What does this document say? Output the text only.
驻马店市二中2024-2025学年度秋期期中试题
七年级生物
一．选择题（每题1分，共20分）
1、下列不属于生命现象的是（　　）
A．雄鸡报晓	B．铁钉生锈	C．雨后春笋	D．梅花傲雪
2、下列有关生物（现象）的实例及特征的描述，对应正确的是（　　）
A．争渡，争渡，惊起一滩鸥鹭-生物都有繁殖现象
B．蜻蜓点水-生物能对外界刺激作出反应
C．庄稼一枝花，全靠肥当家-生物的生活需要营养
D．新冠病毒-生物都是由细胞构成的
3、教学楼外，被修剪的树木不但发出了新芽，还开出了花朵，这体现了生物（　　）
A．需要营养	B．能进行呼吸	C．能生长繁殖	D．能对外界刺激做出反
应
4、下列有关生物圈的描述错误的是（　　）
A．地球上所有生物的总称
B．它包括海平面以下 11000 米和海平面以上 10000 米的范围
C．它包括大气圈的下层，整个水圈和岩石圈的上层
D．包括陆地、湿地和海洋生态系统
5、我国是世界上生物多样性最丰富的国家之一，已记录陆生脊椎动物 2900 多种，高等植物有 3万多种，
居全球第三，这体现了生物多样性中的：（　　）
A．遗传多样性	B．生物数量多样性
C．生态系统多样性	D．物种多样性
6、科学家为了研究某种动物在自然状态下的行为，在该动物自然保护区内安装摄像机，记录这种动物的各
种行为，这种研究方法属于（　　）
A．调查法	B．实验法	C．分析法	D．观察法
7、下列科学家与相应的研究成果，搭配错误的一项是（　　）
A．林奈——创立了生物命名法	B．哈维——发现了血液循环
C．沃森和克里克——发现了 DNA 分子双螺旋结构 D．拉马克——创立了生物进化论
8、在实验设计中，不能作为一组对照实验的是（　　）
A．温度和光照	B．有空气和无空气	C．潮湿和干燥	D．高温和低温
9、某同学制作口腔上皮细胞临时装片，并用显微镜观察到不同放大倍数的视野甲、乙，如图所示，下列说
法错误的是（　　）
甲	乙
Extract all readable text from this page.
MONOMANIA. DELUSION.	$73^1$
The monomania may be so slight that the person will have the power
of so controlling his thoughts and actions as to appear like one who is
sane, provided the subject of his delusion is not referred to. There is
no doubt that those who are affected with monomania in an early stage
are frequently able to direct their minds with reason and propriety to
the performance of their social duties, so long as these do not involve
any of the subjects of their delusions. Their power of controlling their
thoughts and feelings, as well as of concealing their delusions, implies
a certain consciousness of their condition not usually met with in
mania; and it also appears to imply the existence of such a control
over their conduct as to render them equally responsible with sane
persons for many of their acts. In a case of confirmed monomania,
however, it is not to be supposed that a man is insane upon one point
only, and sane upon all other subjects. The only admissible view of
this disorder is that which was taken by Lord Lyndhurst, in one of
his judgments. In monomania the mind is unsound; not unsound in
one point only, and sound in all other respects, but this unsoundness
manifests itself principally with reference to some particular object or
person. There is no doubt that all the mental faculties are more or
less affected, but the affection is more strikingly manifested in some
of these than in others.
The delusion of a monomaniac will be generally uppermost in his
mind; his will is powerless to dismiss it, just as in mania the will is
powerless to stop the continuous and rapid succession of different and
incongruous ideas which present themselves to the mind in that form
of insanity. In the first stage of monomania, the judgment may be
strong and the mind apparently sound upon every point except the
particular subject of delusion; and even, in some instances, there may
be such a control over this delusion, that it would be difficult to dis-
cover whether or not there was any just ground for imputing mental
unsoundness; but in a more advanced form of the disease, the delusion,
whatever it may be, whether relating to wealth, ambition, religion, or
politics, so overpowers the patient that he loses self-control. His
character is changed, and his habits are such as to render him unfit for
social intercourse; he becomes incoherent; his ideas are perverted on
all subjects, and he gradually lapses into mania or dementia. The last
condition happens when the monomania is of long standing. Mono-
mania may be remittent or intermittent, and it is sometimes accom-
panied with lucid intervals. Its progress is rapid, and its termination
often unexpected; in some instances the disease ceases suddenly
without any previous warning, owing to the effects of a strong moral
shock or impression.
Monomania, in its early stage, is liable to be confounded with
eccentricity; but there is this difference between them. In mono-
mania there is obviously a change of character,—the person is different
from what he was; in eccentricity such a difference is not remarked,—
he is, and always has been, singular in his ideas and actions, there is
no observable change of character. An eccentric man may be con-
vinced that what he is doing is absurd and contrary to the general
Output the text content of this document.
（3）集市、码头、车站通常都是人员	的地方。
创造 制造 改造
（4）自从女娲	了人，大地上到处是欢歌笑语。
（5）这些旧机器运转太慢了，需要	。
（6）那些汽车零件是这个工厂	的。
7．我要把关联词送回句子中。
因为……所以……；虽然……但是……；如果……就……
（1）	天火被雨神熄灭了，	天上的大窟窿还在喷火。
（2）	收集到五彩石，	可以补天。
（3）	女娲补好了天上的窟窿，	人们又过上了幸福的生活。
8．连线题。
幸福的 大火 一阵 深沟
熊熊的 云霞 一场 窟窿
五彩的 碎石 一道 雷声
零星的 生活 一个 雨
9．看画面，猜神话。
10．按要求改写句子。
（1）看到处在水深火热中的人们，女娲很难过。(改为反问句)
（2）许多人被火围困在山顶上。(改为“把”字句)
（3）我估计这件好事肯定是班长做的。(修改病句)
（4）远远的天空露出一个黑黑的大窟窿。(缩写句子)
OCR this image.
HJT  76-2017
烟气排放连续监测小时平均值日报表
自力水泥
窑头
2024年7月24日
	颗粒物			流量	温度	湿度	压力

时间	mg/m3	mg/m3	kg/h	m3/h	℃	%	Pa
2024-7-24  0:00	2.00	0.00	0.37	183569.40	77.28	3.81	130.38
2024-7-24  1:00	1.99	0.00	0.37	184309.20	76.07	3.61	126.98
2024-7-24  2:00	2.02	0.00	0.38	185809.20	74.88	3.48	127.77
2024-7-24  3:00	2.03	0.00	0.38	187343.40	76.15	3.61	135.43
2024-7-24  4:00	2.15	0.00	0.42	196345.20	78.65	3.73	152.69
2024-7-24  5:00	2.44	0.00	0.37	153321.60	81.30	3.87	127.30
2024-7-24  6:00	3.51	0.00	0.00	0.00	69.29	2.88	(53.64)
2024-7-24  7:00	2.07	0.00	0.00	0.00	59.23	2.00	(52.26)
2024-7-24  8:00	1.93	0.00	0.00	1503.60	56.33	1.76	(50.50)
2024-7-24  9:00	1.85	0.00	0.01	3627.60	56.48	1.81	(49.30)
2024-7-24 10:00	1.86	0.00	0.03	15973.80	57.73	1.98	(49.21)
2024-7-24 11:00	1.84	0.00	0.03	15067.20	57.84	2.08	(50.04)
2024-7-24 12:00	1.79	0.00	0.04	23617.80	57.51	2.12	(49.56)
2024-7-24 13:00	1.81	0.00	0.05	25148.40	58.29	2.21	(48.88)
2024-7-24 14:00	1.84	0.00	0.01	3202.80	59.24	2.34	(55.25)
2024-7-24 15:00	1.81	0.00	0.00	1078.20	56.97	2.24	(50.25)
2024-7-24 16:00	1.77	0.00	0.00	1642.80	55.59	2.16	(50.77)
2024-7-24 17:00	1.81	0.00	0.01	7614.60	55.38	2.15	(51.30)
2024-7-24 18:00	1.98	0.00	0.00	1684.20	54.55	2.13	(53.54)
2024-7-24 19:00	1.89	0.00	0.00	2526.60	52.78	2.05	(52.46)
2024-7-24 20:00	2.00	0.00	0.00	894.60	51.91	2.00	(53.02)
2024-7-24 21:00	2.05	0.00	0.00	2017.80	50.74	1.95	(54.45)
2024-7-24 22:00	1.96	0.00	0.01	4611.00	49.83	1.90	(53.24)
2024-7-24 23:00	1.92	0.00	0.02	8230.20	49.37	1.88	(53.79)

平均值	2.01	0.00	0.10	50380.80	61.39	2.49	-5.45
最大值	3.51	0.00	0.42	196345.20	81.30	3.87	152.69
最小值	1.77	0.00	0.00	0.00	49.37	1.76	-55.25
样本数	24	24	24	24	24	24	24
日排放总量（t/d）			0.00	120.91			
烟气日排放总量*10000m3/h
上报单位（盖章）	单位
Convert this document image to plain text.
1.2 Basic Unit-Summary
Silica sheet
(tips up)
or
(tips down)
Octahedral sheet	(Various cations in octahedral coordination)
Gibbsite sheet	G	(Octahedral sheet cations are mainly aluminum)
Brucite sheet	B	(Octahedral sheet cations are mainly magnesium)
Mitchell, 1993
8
======
# GIVEN EXERCISE
In the records above, collect each line with "from".

# RESULT OF THIS TASK
Extract all readable text from this page.
from what he was; in eccentricity such a difference is not remarked,—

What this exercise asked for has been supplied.